THE TASK:
Extract every entry word for word.

DATA FOR THIS EXERCISE:
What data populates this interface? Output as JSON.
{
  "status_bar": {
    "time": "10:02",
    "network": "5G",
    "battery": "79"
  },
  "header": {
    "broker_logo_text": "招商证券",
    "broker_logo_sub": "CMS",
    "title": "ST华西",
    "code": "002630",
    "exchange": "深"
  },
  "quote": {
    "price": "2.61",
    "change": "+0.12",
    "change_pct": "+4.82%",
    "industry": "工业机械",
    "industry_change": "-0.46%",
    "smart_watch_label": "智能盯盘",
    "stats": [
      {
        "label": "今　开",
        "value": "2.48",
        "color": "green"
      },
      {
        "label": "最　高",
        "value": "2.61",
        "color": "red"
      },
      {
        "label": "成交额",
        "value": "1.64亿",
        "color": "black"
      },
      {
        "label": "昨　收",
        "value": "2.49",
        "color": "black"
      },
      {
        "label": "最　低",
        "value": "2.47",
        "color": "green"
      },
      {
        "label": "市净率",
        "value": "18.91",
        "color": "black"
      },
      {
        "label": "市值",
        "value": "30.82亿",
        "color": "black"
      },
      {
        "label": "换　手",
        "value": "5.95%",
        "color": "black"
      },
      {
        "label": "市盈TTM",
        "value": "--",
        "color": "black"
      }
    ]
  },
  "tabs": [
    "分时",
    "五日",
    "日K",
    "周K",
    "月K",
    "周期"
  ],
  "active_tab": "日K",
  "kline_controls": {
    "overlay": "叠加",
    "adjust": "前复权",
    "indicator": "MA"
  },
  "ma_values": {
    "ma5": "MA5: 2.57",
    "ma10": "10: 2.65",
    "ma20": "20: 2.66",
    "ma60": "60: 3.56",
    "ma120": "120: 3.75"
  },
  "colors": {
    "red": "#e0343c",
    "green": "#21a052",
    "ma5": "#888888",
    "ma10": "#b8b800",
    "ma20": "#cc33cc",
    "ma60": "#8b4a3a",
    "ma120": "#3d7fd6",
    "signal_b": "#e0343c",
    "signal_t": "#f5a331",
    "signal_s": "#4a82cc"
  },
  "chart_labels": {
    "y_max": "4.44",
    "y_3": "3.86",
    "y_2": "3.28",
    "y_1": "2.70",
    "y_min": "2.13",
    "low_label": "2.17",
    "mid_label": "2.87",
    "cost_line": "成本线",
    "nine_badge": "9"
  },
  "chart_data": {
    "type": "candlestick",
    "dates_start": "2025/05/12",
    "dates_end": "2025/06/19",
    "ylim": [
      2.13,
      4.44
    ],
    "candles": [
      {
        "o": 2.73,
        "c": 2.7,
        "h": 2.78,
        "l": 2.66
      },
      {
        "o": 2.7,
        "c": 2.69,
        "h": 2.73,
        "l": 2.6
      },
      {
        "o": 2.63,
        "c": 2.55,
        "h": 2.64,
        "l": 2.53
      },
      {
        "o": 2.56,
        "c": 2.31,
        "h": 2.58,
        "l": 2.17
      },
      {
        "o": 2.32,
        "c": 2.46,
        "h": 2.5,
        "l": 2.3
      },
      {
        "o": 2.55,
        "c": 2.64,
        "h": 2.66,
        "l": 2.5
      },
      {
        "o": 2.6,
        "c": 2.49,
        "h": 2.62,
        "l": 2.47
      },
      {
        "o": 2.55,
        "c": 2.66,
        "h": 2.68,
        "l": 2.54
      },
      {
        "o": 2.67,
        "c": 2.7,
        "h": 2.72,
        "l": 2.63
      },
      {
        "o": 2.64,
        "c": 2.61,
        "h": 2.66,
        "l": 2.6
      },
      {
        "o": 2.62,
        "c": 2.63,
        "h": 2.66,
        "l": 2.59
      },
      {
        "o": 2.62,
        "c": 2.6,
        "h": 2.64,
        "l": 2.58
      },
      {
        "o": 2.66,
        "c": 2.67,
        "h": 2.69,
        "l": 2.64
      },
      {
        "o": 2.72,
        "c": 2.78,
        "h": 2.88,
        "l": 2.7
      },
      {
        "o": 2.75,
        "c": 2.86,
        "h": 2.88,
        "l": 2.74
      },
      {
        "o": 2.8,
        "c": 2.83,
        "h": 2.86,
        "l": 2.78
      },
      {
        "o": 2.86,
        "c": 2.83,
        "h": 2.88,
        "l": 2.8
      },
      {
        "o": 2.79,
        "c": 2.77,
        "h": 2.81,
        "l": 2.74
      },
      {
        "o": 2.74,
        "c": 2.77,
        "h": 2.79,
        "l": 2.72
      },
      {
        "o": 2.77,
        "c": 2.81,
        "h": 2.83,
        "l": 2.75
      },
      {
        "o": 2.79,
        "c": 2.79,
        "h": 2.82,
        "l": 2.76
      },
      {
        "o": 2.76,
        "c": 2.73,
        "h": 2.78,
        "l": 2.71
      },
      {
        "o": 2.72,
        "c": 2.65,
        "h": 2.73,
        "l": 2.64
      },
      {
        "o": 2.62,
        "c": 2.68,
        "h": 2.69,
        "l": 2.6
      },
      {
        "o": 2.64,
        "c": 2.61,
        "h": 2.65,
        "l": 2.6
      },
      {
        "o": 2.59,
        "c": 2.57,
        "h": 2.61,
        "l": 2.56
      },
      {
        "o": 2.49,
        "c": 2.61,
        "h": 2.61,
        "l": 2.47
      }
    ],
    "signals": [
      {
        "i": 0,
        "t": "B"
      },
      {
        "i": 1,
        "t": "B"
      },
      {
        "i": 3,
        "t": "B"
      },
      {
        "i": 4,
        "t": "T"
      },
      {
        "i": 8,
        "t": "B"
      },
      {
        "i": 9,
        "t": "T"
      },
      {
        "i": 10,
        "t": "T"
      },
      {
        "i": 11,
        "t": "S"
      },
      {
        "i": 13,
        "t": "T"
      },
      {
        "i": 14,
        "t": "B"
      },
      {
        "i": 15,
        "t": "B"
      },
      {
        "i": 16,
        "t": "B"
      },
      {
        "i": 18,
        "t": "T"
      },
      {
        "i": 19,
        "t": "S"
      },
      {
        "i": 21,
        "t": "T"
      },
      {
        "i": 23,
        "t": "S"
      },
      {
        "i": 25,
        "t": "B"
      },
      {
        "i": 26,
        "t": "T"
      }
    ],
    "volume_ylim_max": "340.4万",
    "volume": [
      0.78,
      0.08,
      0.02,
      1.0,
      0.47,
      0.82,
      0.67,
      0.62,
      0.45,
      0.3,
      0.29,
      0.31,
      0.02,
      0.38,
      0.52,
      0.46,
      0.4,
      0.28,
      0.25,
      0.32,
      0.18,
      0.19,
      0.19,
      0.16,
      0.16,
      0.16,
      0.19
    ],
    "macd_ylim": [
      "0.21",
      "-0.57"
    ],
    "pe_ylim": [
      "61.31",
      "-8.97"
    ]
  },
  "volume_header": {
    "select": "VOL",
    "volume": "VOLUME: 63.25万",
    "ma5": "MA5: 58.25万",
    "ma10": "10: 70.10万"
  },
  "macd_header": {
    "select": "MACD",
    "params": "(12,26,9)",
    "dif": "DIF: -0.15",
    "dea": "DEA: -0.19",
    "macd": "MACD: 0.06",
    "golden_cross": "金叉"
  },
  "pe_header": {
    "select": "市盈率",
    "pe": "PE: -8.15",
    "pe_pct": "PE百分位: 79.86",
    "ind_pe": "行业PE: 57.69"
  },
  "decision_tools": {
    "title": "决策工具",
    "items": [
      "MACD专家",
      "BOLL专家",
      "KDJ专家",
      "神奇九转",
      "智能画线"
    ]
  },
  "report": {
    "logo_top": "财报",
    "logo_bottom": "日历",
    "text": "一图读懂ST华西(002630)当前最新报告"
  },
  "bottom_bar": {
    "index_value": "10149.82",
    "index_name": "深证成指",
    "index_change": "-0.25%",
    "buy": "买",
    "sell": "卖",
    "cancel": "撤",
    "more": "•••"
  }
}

REPLY TO THE TASK:
What data populates this interface? Output as JSON.
{
  "status_bar": {
    "time": "10:02",
    "network": "5G",
    "battery": "79"
  },
  "header": {
    "broker_logo_text": "招商证券",
    "broker_logo_sub": "CMS",
    "title": "ST华西",
    "code": "002630",
    "exchange": "深"
  },
  "quote": {
    "price": "2.61",
    "change": "+0.12",
    "change_pct": "+4.82%",
    "industry": "工业机械",
    "industry_change": "-0.46%",
    "smart_watch_label": "智能盯盘",
    "stats": [
      {
        "label": "今　开",
        "value": "2.48",
        "color": "green"
      },
      {
        "label": "最　高",
        "value": "2.61",
        "color": "red"
      },
      {
        "label": "成交额",
        "value": "1.64亿",
        "color": "black"
      },
      {
        "label": "昨　收",
        "value": "2.49",
        "color": "black"
      },
      {
        "label": "最　低",
        "value": "2.47",
        "color": "green"
      },
      {
        "label": "市净率",
        "value": "18.91",
        "color": "black"
      },
      {
        "label": "市值",
        "value": "30.82亿",
        "color": "black"
      },
      {
        "label": "换　手",
        "value": "5.95%",
        "color": "black"
      },
      {
        "label": "市盈TTM",
        "value": "--",
        "color": "black"
      }
    ]
  },
  "tabs": [
    "分时",
    "五日",
    "日K",
    "周K",
    "月K",
    "周期"
  ],
  "active_tab": "日K",
  "kline_controls": {
    "overlay": "叠加",
    "adjust": "前复权",
    "indicator": "MA"
  },
  "ma_values": {
    "ma5": "MA5: 2.57",
    "ma10": "10: 2.65",
    "ma20": "20: 2.66",
    "ma60": "60: 3.56",
    "ma120": "120: 3.75"
  },
  "colors": {
    "red": "#e0343c",
    "green": "#21a052",
    "ma5": "#888888",
    "ma10": "#b8b800",
    "ma20": "#cc33cc",
    "ma60": "#8b4a3a",
    "ma120": "#3d7fd6",
    "signal_b": "#e0343c",
    "signal_t": "#f5a331",
    "signal_s": "#4a82cc"
  },
  "chart_labels": {
    "y_max": "4.44",
    "y_3": "3.86",
    "y_2": "3.28",
    "y_1": "2.70",
    "y_min": "2.13",
    "low_label": "2.17",
    "mid_label": "2.87",
    "cost_line": "成本线",
    "nine_badge": "9"
  },
  "chart_data": {
    "type": "candlestick",
    "dates_start": "2025/05/12",
    "dates_end": "2025/06/19",
    "ylim": [
      2.13,
      4.44
    ],
    "candles": [
      {
        "o": 2.73,
        "c": 2.7,
        "h": 2.78,
        "l": 2.66
      },
      {
        "o": 2.7,
        "c": 2.69,
        "h": 2.73,
        "l": 2.6
      },
      {
        "o": 2.63,
        "c": 2.55,
        "h": 2.64,
        "l": 2.53
      },
      {
        "o": 2.56,
        "c": 2.31,
        "h": 2.58,
        "l": 2.17
      },
      {
        "o": 2.32,
        "c": 2.46,
        "h": 2.5,
        "l": 2.3
      },
      {
        "o": 2.55,
        "c": 2.64,
        "h": 2.66,
        "l": 2.5
      },
      {
        "o": 2.6,
        "c": 2.49,
        "h": 2.62,
        "l": 2.47
      },
      {
        "o": 2.55,
        "c": 2.66,
        "h": 2.68,
        "l": 2.54
      },
      {
        "o": 2.67,
        "c": 2.7,
        "h": 2.72,
        "l": 2.63
      },
      {
        "o": 2.64,
        "c": 2.61,
        "h": 2.66,
        "l": 2.6
      },
      {
        "o": 2.62,
        "c": 2.63,
        "h": 2.66,
        "l": 2.59
      },
      {
        "o": 2.62,
        "c": 2.6,
        "h": 2.64,
        "l": 2.58
      },
      {
        "o": 2.66,
        "c": 2.67,
        "h": 2.69,
        "l": 2.64
      },
      {
        "o": 2.72,
        "c": 2.78,
        "h": 2.88,
        "l": 2.7
      },
      {
        "o": 2.75,
        "c": 2.86,
        "h": 2.88,
        "l": 2.74
      },
      {
        "o": 2.8,
        "c": 2.83,
        "h": 2.86,
        "l": 2.78
      },
      {
        "o": 2.86,
        "c": 2.83,
        "h": 2.88,
        "l": 2.8
      },
      {
        "o": 2.79,
        "c": 2.77,
        "h": 2.81,
        "l": 2.74
      },
      {
        "o": 2.74,
        "c": 2.77,
        "h": 2.79,
        "l": 2.72
      },
      {
        "o": 2.77,
        "c": 2.81,
        "h": 2.83,
        "l": 2.75
      },
      {
        "o": 2.79,
        "c": 2.79,
        "h": 2.82,
        "l": 2.76
      },
      {
        "o": 2.76,
        "c": 2.73,
        "h": 2.78,
        "l": 2.71
      },
      {
        "o": 2.72,
        "c": 2.65,
        "h": 2.73,
        "l": 2.64
      },
      {
        "o": 2.62,
        "c": 2.68,
        "h": 2.69,
        "l": 2.6
      },
      {
        "o": 2.64,
        "c": 2.61,
        "h": 2.65,
        "l": 2.6
      },
      {
        "o": 2.59,
        "c": 2.57,
        "h": 2.61,
        "l": 2.56
      },
      {
        "o": 2.49,
        "c": 2.61,
        "h": 2.61,
        "l": 2.47
      }
    ],
    "signals": [
      {
        "i": 0,
        "t": "B"
      },
      {
        "i": 1,
        "t": "B"
      },
      {
        "i": 3,
        "t": "B"
      },
      {
        "i": 4,
        "t": "T"
      },
      {
        "i": 8,
        "t": "B"
      },
      {
        "i": 9,
        "t": "T"
      },
      {
        "i": 10,
        "t": "T"
      },
      {
        "i": 11,
        "t": "S"
      },
      {
        "i": 13,
        "t": "T"
      },
      {
        "i": 14,
        "t": "B"
      },
      {
        "i": 15,
        "t": "B"
      },
      {
        "i": 16,
        "t": "B"
      },
      {
        "i": 18,
        "t": "T"
      },
      {
        "i": 19,
        "t": "S"
      },
      {
        "i": 21,
        "t": "T"
      },
      {
        "i": 23,
        "t": "S"
      },
      {
        "i": 25,
        "t": "B"
      },
      {
        "i": 26,
        "t": "T"
      }
    ],
    "volume_ylim_max": "340.4万",
    "volume": [
      0.78,
      0.08,
      0.02,
      1.0,
      0.47,
      0.82,
      0.67,
      0.62,
      0.45,
      0.3,
      0.29,
      0.31,
      0.02,
      0.38,
      0.52,
      0.46,
      0.4,
      0.28,
      0.25,
      0.32,
      0.18,
      0.19,
      0.19,
      0.16,
      0.16,
      0.16,
      0.19
    ],
    "macd_ylim": [
      "0.21",
      "-0.57"
    ],
    "pe_ylim": [
      "61.31",
      "-8.97"
    ]
  },
  "volume_header": {
    "select": "VOL",
    "volume": "VOLUME: 63.25万",
    "ma5": "MA5: 58.25万",
    "ma10": "10: 70.10万"
  },
  "macd_header": {
    "select": "MACD",
    "params": "(12,26,9)",
    "dif": "DIF: -0.15",
    "dea": "DEA: -0.19",
    "macd": "MACD: 0.06",
    "golden_cross": "金叉"
  },
  "pe_header": {
    "select": "市盈率",
    "pe": "PE: -8.15",
    "pe_pct": "PE百分位: 79.86",
    "ind_pe": "行业PE: 57.69"
  },
  "decision_tools": {
    "title": "决策工具",
    "items": [
      "MACD专家",
      "BOLL专家",
      "KDJ专家",
      "神奇九转",
      "智能画线"
    ]
  },
  "report": {
    "logo_top": "财报",
    "logo_bottom": "日历",
    "text": "一图读懂ST华西(002630)当前最新报告"
  },
  "bottom_bar": {
    "index_value": "10149.82",
    "index_name": "深证成指",
    "index_change": "-0.25%",
    "buy": "买",
    "sell": "卖",
    "cancel": "撤",
    "more": "•••"
  }
}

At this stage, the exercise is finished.